(begin)

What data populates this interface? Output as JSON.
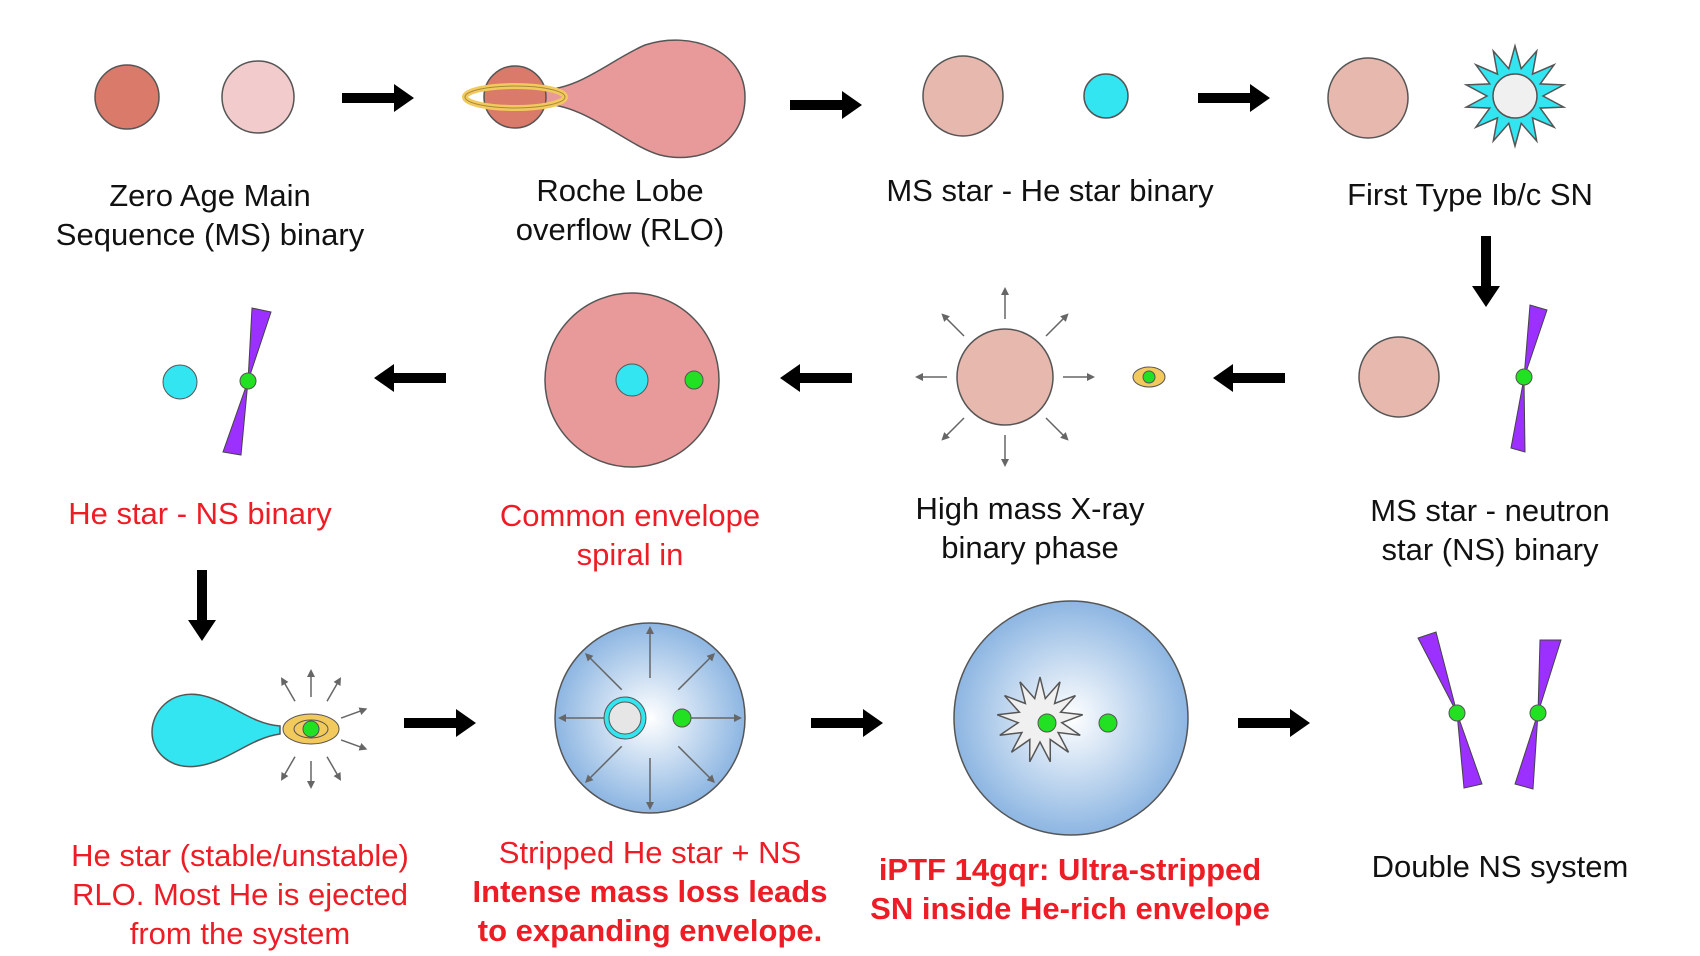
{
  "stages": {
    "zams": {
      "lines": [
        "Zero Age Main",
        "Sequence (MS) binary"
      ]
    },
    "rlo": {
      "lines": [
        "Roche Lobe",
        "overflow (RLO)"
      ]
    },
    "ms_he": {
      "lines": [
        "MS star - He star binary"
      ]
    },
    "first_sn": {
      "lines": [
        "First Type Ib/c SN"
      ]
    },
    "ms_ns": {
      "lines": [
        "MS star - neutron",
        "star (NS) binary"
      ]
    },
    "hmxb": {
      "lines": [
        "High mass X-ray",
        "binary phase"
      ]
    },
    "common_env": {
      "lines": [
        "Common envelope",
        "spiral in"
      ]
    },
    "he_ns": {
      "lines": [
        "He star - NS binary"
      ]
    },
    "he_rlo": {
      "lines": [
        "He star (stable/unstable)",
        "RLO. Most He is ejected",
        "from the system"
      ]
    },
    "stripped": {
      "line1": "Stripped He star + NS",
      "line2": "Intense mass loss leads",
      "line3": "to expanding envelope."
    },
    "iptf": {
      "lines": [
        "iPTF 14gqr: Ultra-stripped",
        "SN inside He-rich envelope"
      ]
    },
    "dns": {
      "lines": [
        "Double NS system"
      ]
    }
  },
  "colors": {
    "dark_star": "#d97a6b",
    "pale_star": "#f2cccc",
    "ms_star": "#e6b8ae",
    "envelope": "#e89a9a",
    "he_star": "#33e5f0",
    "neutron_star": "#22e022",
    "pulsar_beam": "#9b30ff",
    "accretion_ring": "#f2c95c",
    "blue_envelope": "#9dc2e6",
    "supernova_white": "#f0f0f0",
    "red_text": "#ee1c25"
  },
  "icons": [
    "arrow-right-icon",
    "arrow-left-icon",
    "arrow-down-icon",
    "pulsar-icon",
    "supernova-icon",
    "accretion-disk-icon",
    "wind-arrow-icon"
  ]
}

(end)
(begin)

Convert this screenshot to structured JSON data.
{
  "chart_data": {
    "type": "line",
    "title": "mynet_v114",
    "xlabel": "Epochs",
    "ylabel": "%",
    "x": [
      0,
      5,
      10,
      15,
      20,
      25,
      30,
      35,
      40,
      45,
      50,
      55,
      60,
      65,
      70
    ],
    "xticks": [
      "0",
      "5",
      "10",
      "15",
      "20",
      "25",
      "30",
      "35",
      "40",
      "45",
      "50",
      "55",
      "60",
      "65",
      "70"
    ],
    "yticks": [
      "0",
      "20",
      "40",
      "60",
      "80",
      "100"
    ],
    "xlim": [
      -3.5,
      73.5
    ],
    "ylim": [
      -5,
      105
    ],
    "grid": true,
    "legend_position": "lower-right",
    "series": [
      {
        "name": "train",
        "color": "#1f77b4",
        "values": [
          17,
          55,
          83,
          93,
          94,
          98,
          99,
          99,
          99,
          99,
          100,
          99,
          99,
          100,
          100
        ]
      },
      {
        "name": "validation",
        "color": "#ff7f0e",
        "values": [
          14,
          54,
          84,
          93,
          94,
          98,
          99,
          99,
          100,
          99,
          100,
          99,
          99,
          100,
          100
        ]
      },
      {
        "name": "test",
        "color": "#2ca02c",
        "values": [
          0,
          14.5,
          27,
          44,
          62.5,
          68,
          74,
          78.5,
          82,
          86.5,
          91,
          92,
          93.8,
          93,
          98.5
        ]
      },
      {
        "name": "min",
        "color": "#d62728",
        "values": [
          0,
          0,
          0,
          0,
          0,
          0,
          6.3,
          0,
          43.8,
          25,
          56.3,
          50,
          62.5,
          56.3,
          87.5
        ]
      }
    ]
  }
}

(end)

From the data above, copy each line that holds "mass".

        "High mass X-ray",
      "line2": "Intense mass loss leads",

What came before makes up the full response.